━━━ Information provided

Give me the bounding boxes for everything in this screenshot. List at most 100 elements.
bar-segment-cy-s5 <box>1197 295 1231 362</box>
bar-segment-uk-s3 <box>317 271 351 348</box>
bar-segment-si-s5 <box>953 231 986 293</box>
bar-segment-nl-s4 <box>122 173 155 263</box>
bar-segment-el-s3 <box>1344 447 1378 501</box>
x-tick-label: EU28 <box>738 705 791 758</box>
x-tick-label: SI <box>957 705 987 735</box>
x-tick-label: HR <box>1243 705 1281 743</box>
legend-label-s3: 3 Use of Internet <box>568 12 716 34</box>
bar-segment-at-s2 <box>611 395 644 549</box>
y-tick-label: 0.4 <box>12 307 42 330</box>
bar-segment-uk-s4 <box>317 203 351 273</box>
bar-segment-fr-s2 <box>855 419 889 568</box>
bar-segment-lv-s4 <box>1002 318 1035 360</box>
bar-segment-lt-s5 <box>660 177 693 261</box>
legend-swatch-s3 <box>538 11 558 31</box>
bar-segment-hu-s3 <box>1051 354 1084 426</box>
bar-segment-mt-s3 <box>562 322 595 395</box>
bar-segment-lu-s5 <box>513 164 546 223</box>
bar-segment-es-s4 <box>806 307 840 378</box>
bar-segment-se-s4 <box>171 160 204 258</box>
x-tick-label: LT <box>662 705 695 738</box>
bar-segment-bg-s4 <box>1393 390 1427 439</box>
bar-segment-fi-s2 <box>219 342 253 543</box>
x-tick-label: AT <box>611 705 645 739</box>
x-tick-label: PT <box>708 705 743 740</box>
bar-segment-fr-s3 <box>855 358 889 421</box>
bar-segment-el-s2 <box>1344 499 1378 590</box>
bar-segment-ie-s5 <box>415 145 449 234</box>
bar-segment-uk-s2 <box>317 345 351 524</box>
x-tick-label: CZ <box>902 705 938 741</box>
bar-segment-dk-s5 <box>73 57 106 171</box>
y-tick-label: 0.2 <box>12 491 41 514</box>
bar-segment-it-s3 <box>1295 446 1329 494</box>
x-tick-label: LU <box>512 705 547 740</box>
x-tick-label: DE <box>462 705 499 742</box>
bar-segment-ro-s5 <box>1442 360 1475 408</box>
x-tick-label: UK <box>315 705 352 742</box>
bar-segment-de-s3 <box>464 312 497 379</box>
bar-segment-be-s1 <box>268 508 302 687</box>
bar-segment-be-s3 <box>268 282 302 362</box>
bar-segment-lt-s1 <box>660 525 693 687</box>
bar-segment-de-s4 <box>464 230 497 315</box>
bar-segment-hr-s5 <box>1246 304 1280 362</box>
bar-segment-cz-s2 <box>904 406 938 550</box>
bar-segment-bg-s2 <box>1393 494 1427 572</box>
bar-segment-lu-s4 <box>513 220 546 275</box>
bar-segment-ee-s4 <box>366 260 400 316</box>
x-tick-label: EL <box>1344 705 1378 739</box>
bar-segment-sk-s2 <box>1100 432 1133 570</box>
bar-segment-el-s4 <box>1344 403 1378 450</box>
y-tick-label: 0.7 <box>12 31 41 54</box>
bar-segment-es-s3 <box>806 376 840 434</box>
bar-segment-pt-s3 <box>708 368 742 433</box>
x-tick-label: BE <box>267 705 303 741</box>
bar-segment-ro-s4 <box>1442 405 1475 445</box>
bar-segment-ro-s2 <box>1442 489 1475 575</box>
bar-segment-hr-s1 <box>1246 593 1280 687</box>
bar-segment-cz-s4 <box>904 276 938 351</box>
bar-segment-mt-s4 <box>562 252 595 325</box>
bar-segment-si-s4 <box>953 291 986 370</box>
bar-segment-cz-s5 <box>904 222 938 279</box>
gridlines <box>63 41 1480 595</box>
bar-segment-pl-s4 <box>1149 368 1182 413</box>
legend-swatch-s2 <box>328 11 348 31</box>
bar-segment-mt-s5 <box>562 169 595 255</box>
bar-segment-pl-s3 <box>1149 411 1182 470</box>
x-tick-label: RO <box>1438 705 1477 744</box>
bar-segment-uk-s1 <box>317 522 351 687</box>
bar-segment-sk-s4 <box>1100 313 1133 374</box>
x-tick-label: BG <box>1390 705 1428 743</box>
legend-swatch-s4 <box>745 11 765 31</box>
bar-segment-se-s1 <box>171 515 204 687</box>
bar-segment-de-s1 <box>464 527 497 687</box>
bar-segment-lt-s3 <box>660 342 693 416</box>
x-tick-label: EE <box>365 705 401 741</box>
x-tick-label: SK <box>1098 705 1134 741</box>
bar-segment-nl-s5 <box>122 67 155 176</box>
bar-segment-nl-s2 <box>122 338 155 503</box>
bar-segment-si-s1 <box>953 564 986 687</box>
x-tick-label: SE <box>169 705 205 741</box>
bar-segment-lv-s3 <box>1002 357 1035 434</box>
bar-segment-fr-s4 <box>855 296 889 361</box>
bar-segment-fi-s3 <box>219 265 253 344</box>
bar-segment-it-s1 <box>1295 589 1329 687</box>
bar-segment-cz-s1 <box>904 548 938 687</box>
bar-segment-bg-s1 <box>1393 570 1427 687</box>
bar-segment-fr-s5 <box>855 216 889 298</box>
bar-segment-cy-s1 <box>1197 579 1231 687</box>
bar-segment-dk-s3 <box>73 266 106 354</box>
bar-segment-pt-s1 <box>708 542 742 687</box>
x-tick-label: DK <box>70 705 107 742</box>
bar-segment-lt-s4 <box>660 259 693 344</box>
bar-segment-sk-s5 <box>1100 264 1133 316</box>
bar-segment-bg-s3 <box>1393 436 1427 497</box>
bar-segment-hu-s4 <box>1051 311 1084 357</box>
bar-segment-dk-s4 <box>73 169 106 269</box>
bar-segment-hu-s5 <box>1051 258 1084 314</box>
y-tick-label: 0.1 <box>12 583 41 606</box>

━━━━━━

- **What to do**: Extract all the lines of the records above and reproduce each one verbatim.

- **Written reply**:
Give me the bounding boxes for everything in this screenshot. List at most 100 elements.
bar-segment-cy-s5 <box>1197 295 1231 362</box>
bar-segment-uk-s3 <box>317 271 351 348</box>
bar-segment-si-s5 <box>953 231 986 293</box>
bar-segment-nl-s4 <box>122 173 155 263</box>
bar-segment-el-s3 <box>1344 447 1378 501</box>
x-tick-label: EU28 <box>738 705 791 758</box>
x-tick-label: SI <box>957 705 987 735</box>
x-tick-label: HR <box>1243 705 1281 743</box>
legend-label-s3: 3 Use of Internet <box>568 12 716 34</box>
bar-segment-at-s2 <box>611 395 644 549</box>
y-tick-label: 0.4 <box>12 307 42 330</box>
bar-segment-uk-s4 <box>317 203 351 273</box>
bar-segment-fr-s2 <box>855 419 889 568</box>
bar-segment-lv-s4 <box>1002 318 1035 360</box>
bar-segment-lt-s5 <box>660 177 693 261</box>
legend-swatch-s3 <box>538 11 558 31</box>
bar-segment-hu-s3 <box>1051 354 1084 426</box>
bar-segment-mt-s3 <box>562 322 595 395</box>
bar-segment-lu-s5 <box>513 164 546 223</box>
bar-segment-es-s4 <box>806 307 840 378</box>
bar-segment-se-s4 <box>171 160 204 258</box>
x-tick-label: LT <box>662 705 695 738</box>
bar-segment-bg-s4 <box>1393 390 1427 439</box>
bar-segment-fi-s2 <box>219 342 253 543</box>
x-tick-label: AT <box>611 705 645 739</box>
x-tick-label: PT <box>708 705 743 740</box>
bar-segment-fr-s3 <box>855 358 889 421</box>
bar-segment-el-s2 <box>1344 499 1378 590</box>
bar-segment-ie-s5 <box>415 145 449 234</box>
bar-segment-uk-s2 <box>317 345 351 524</box>
x-tick-label: CZ <box>902 705 938 741</box>
bar-segment-dk-s5 <box>73 57 106 171</box>
y-tick-label: 0.2 <box>12 491 41 514</box>
bar-segment-it-s3 <box>1295 446 1329 494</box>
x-tick-label: LU <box>512 705 547 740</box>
x-tick-label: DE <box>462 705 499 742</box>
bar-segment-ro-s5 <box>1442 360 1475 408</box>
x-tick-label: UK <box>315 705 352 742</box>
bar-segment-de-s3 <box>464 312 497 379</box>
bar-segment-be-s1 <box>268 508 302 687</box>
bar-segment-be-s3 <box>268 282 302 362</box>
bar-segment-lt-s1 <box>660 525 693 687</box>
bar-segment-de-s4 <box>464 230 497 315</box>
bar-segment-hr-s5 <box>1246 304 1280 362</box>
bar-segment-cz-s2 <box>904 406 938 550</box>
bar-segment-bg-s2 <box>1393 494 1427 572</box>
bar-segment-lu-s4 <box>513 220 546 275</box>
bar-segment-ee-s4 <box>366 260 400 316</box>
x-tick-label: EL <box>1344 705 1378 739</box>
bar-segment-sk-s2 <box>1100 432 1133 570</box>
bar-segment-el-s4 <box>1344 403 1378 450</box>
y-tick-label: 0.7 <box>12 31 41 54</box>
bar-segment-es-s3 <box>806 376 840 434</box>
bar-segment-pt-s3 <box>708 368 742 433</box>
x-tick-label: BE <box>267 705 303 741</box>
bar-segment-ro-s4 <box>1442 405 1475 445</box>
bar-segment-ro-s2 <box>1442 489 1475 575</box>
bar-segment-hr-s1 <box>1246 593 1280 687</box>
bar-segment-cz-s4 <box>904 276 938 351</box>
bar-segment-mt-s4 <box>562 252 595 325</box>
bar-segment-si-s4 <box>953 291 986 370</box>
bar-segment-cz-s5 <box>904 222 938 279</box>
gridlines <box>63 41 1480 595</box>
bar-segment-pl-s4 <box>1149 368 1182 413</box>
legend-swatch-s2 <box>328 11 348 31</box>
bar-segment-mt-s5 <box>562 169 595 255</box>
bar-segment-pl-s3 <box>1149 411 1182 470</box>
x-tick-label: RO <box>1438 705 1477 744</box>
bar-segment-uk-s1 <box>317 522 351 687</box>
bar-segment-sk-s4 <box>1100 313 1133 374</box>
x-tick-label: BG <box>1390 705 1428 743</box>
legend-swatch-s4 <box>745 11 765 31</box>
bar-segment-se-s1 <box>171 515 204 687</box>
bar-segment-de-s1 <box>464 527 497 687</box>
bar-segment-lt-s3 <box>660 342 693 416</box>
x-tick-label: EE <box>365 705 401 741</box>
x-tick-label: SK <box>1098 705 1134 741</box>
bar-segment-nl-s5 <box>122 67 155 176</box>
bar-segment-nl-s2 <box>122 338 155 503</box>
bar-segment-si-s1 <box>953 564 986 687</box>
x-tick-label: SE <box>169 705 205 741</box>
bar-segment-lv-s3 <box>1002 357 1035 434</box>
bar-segment-fr-s4 <box>855 296 889 361</box>
bar-segment-fi-s3 <box>219 265 253 344</box>
bar-segment-it-s1 <box>1295 589 1329 687</box>
bar-segment-cz-s1 <box>904 548 938 687</box>
bar-segment-bg-s1 <box>1393 570 1427 687</box>
bar-segment-fr-s5 <box>855 216 889 298</box>
bar-segment-cy-s1 <box>1197 579 1231 687</box>
bar-segment-dk-s3 <box>73 266 106 354</box>
bar-segment-pt-s1 <box>708 542 742 687</box>
x-tick-label: DK <box>70 705 107 742</box>
bar-segment-lt-s4 <box>660 259 693 344</box>
bar-segment-sk-s5 <box>1100 264 1133 316</box>
bar-segment-bg-s3 <box>1393 436 1427 497</box>
bar-segment-hu-s4 <box>1051 311 1084 357</box>
bar-segment-dk-s4 <box>73 169 106 269</box>
bar-segment-hu-s5 <box>1051 258 1084 314</box>
y-tick-label: 0.1 <box>12 583 41 606</box>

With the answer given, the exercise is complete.